**Records to process:**

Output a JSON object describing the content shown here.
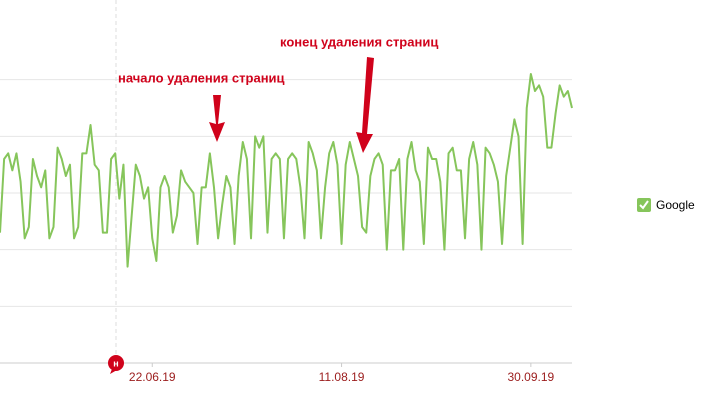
{
  "chart_data": {
    "type": "line",
    "x": [
      0,
      1,
      2,
      3,
      4,
      5,
      6,
      7,
      8,
      9,
      10,
      11,
      12,
      13,
      14,
      15,
      16,
      17,
      18,
      19,
      20,
      21,
      22,
      23,
      24,
      25,
      26,
      27,
      28,
      29,
      30,
      31,
      32,
      33,
      34,
      35,
      36,
      37,
      38,
      39,
      40,
      41,
      42,
      43,
      44,
      45,
      46,
      47,
      48,
      49,
      50,
      51,
      52,
      53,
      54,
      55,
      56,
      57,
      58,
      59,
      60,
      61,
      62,
      63,
      64,
      65,
      66,
      67,
      68,
      69,
      70,
      71,
      72,
      73,
      74,
      75,
      76,
      77,
      78,
      79,
      80,
      81,
      82,
      83,
      84,
      85,
      86,
      87,
      88,
      89,
      90,
      91,
      92,
      93,
      94,
      95,
      96,
      97,
      98,
      99,
      100,
      101,
      102,
      103,
      104,
      105,
      106,
      107,
      108,
      109,
      110,
      111,
      112,
      113,
      114,
      115,
      116,
      117,
      118,
      119,
      120,
      121,
      122,
      123,
      124,
      125,
      126,
      127,
      128,
      129,
      130,
      131,
      132,
      133,
      134,
      135,
      136,
      137,
      138,
      139
    ],
    "series": [
      {
        "name": "Google",
        "color": "#86c55b",
        "values": [
          2.3,
          3.6,
          3.7,
          3.4,
          3.7,
          3.2,
          2.2,
          2.4,
          3.6,
          3.3,
          3.1,
          3.4,
          2.2,
          2.4,
          3.8,
          3.6,
          3.3,
          3.5,
          2.2,
          2.4,
          3.7,
          3.7,
          4.2,
          3.5,
          3.4,
          2.3,
          2.3,
          3.6,
          3.7,
          2.9,
          3.5,
          1.7,
          2.6,
          3.5,
          3.3,
          2.9,
          3.1,
          2.2,
          1.8,
          3.1,
          3.3,
          3.1,
          2.3,
          2.6,
          3.4,
          3.2,
          3.1,
          3.0,
          2.1,
          3.1,
          3.1,
          3.7,
          3.1,
          2.2,
          2.8,
          3.3,
          3.1,
          2.1,
          3.3,
          3.9,
          3.6,
          2.2,
          4.0,
          3.8,
          4.0,
          2.3,
          3.6,
          3.7,
          3.6,
          2.2,
          3.6,
          3.7,
          3.6,
          3.1,
          2.2,
          3.9,
          3.7,
          3.4,
          2.2,
          3.1,
          3.7,
          3.9,
          3.5,
          2.1,
          3.5,
          3.9,
          3.6,
          3.3,
          2.4,
          2.3,
          3.3,
          3.6,
          3.7,
          3.5,
          2.0,
          3.4,
          3.4,
          3.6,
          2.0,
          3.6,
          3.9,
          3.4,
          3.2,
          2.1,
          3.8,
          3.6,
          3.6,
          3.2,
          2.0,
          3.7,
          3.8,
          3.4,
          3.4,
          2.2,
          3.6,
          3.9,
          3.5,
          2.0,
          3.8,
          3.7,
          3.5,
          3.2,
          2.1,
          3.3,
          3.8,
          4.3,
          4.0,
          2.1,
          4.5,
          5.1,
          4.8,
          4.9,
          4.7,
          3.8,
          3.8,
          4.4,
          4.9,
          4.7,
          4.8,
          4.5
        ]
      }
    ],
    "xlim": [
      0,
      139
    ],
    "xticks": [
      {
        "value": 37,
        "label": "22.06.19"
      },
      {
        "value": 83,
        "label": "11.08.19"
      },
      {
        "value": 129,
        "label": "30.09.19"
      }
    ],
    "ylim": [
      0,
      6
    ],
    "yticks": [
      0,
      1,
      2,
      3,
      4,
      5
    ],
    "grid": true,
    "holiday_marker": "н",
    "annotations": [
      "начало удаления страниц",
      "конец удаления страниц"
    ]
  }
}
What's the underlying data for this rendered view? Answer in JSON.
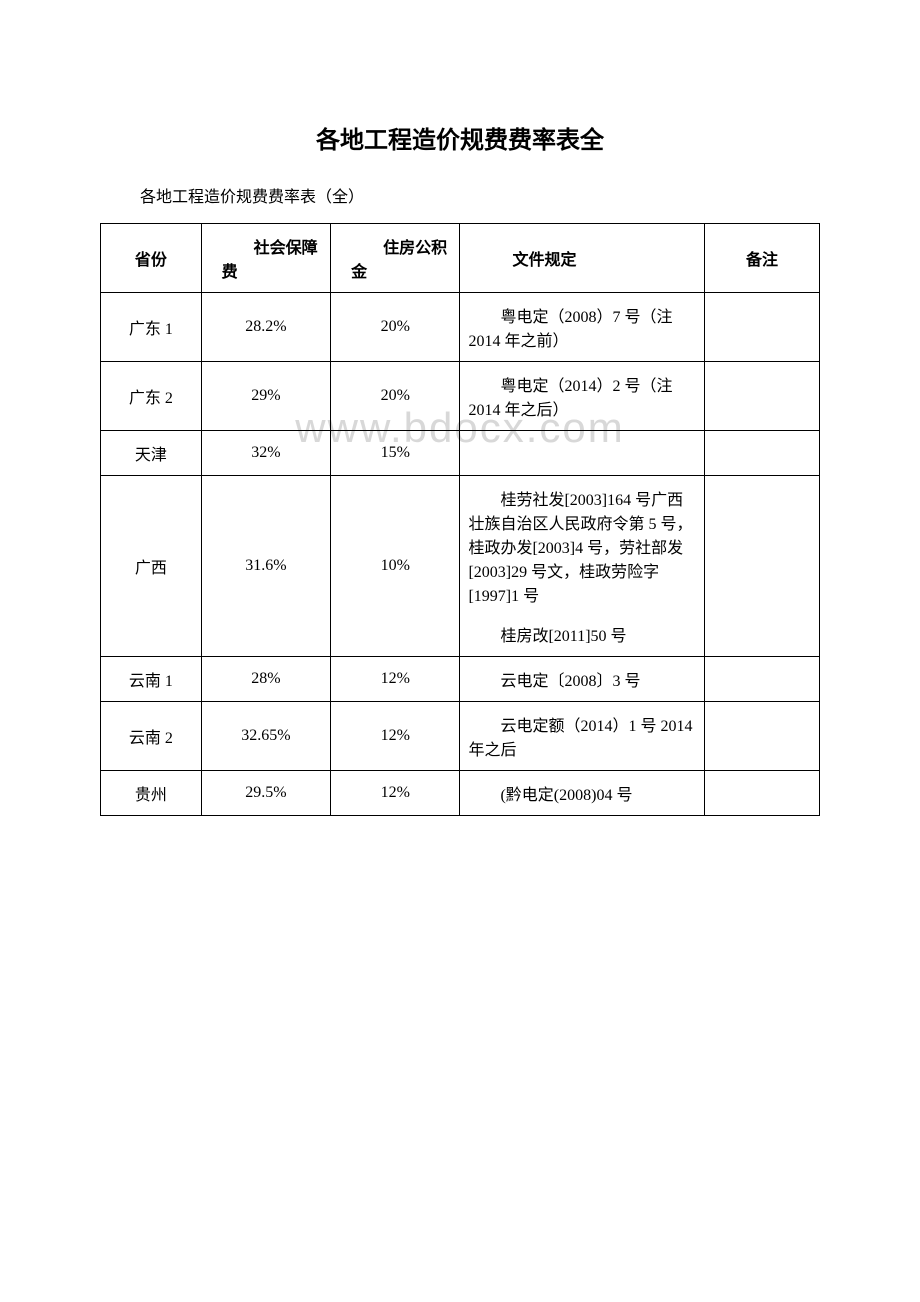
{
  "title": "各地工程造价规费费率表全",
  "subtitle": "各地工程造价规费费率表（全）",
  "watermark": "www.bdocx.com",
  "headers": {
    "province": "省份",
    "social": "社会保障费",
    "housing": "住房公积金",
    "doc": "文件规定",
    "remark": "备注"
  },
  "rows": [
    {
      "province": "广东 1",
      "social": "28.2%",
      "housing": "20%",
      "doc": "粤电定（2008）7 号（注 2014 年之前）",
      "remark": ""
    },
    {
      "province": "广东 2",
      "social": "29%",
      "housing": "20%",
      "doc": "粤电定（2014）2 号（注 2014 年之后）",
      "remark": ""
    },
    {
      "province": "天津",
      "social": "32%",
      "housing": "15%",
      "doc": "",
      "remark": ""
    },
    {
      "province": "广西",
      "social": "31.6%",
      "housing": "10%",
      "doc_multi": {
        "p1": "桂劳社发[2003]164 号广西壮族自治区人民政府令第 5 号，桂政办发[2003]4 号，劳社部发[2003]29 号文，桂政劳险字[1997]1 号",
        "p2": "桂房改[2011]50 号"
      },
      "remark": ""
    },
    {
      "province": "云南 1",
      "social": "28%",
      "housing": "12%",
      "doc": "云电定〔2008〕3 号",
      "remark": ""
    },
    {
      "province": "云南 2",
      "social": "32.65%",
      "housing": "12%",
      "doc": "云电定额（2014）1 号 2014 年之后",
      "remark": ""
    },
    {
      "province": "贵州",
      "social": "29.5%",
      "housing": "12%",
      "doc": "(黔电定(2008)04 号",
      "remark": ""
    }
  ]
}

**Set task:**
Give every line back word for word and leave the pictures out.

**Problem solution:**
Output a JSON object describing the content shown here.
{
  "chart_data": {
    "type": "line",
    "x": [
      0,
      1,
      2,
      3,
      4,
      5,
      6,
      7,
      8,
      9,
      10,
      11,
      12,
      13,
      14,
      15,
      16,
      17,
      18,
      19,
      20,
      21,
      22,
      23,
      24,
      25,
      26,
      27,
      28,
      29,
      30,
      31,
      32,
      33,
      34,
      35,
      36,
      37,
      38,
      39,
      40,
      41,
      42,
      43,
      44,
      45,
      46,
      47,
      48,
      49,
      50,
      51,
      52,
      53,
      54,
      55,
      56,
      57,
      58,
      59,
      60,
      61,
      62,
      63,
      64,
      65,
      66,
      67,
      68,
      69,
      70,
      71,
      72,
      73,
      74,
      75,
      76,
      77,
      78,
      79,
      80,
      81,
      82,
      83,
      84,
      85,
      86,
      87,
      88,
      89,
      90,
      91,
      92,
      93,
      94,
      95,
      96,
      97,
      98,
      99,
      100,
      101,
      102,
      103,
      104,
      105,
      106,
      107,
      108,
      109,
      110,
      111,
      112,
      113,
      114,
      115,
      116,
      117,
      118,
      119,
      120,
      121,
      122,
      123,
      124,
      125,
      126,
      127,
      128,
      129,
      130,
      131,
      132,
      133,
      134,
      135,
      136,
      137,
      138,
      139
    ],
    "series": [
      {
        "name": "Google",
        "color": "#86c55b",
        "values": [
          2.3,
          3.6,
          3.7,
          3.4,
          3.7,
          3.2,
          2.2,
          2.4,
          3.6,
          3.3,
          3.1,
          3.4,
          2.2,
          2.4,
          3.8,
          3.6,
          3.3,
          3.5,
          2.2,
          2.4,
          3.7,
          3.7,
          4.2,
          3.5,
          3.4,
          2.3,
          2.3,
          3.6,
          3.7,
          2.9,
          3.5,
          1.7,
          2.6,
          3.5,
          3.3,
          2.9,
          3.1,
          2.2,
          1.8,
          3.1,
          3.3,
          3.1,
          2.3,
          2.6,
          3.4,
          3.2,
          3.1,
          3.0,
          2.1,
          3.1,
          3.1,
          3.7,
          3.1,
          2.2,
          2.8,
          3.3,
          3.1,
          2.1,
          3.3,
          3.9,
          3.6,
          2.2,
          4.0,
          3.8,
          4.0,
          2.3,
          3.6,
          3.7,
          3.6,
          2.2,
          3.6,
          3.7,
          3.6,
          3.1,
          2.2,
          3.9,
          3.7,
          3.4,
          2.2,
          3.1,
          3.7,
          3.9,
          3.5,
          2.1,
          3.5,
          3.9,
          3.6,
          3.3,
          2.4,
          2.3,
          3.3,
          3.6,
          3.7,
          3.5,
          2.0,
          3.4,
          3.4,
          3.6,
          2.0,
          3.6,
          3.9,
          3.4,
          3.2,
          2.1,
          3.8,
          3.6,
          3.6,
          3.2,
          2.0,
          3.7,
          3.8,
          3.4,
          3.4,
          2.2,
          3.6,
          3.9,
          3.5,
          2.0,
          3.8,
          3.7,
          3.5,
          3.2,
          2.1,
          3.3,
          3.8,
          4.3,
          4.0,
          2.1,
          4.5,
          5.1,
          4.8,
          4.9,
          4.7,
          3.8,
          3.8,
          4.4,
          4.9,
          4.7,
          4.8,
          4.5
        ]
      }
    ],
    "xlim": [
      0,
      139
    ],
    "xticks": [
      {
        "value": 37,
        "label": "22.06.19"
      },
      {
        "value": 83,
        "label": "11.08.19"
      },
      {
        "value": 129,
        "label": "30.09.19"
      }
    ],
    "ylim": [
      0,
      6
    ],
    "yticks": [
      0,
      1,
      2,
      3,
      4,
      5
    ],
    "grid": true,
    "holiday_marker": "н",
    "annotations": [
      "начало удаления страниц",
      "конец удаления страниц"
    ]
  }
}
What's the underlying data for this rendered view? Answer in JSON.
{
  "title": "各地工程造价规费费率表全",
  "subtitle": "各地工程造价规费费率表（全）",
  "watermark": "www.bdocx.com",
  "headers": {
    "province": "省份",
    "social": "社会保障费",
    "housing": "住房公积金",
    "doc": "文件规定",
    "remark": "备注"
  },
  "rows": [
    {
      "province": "广东 1",
      "social": "28.2%",
      "housing": "20%",
      "doc": "粤电定（2008）7 号（注 2014 年之前）",
      "remark": ""
    },
    {
      "province": "广东 2",
      "social": "29%",
      "housing": "20%",
      "doc": "粤电定（2014）2 号（注 2014 年之后）",
      "remark": ""
    },
    {
      "province": "天津",
      "social": "32%",
      "housing": "15%",
      "doc": "",
      "remark": ""
    },
    {
      "province": "广西",
      "social": "31.6%",
      "housing": "10%",
      "doc_multi": {
        "p1": "桂劳社发[2003]164 号广西壮族自治区人民政府令第 5 号，桂政办发[2003]4 号，劳社部发[2003]29 号文，桂政劳险字[1997]1 号",
        "p2": "桂房改[2011]50 号"
      },
      "remark": ""
    },
    {
      "province": "云南 1",
      "social": "28%",
      "housing": "12%",
      "doc": "云电定〔2008〕3 号",
      "remark": ""
    },
    {
      "province": "云南 2",
      "social": "32.65%",
      "housing": "12%",
      "doc": "云电定额（2014）1 号 2014 年之后",
      "remark": ""
    },
    {
      "province": "贵州",
      "social": "29.5%",
      "housing": "12%",
      "doc": "(黔电定(2008)04 号",
      "remark": ""
    }
  ]
}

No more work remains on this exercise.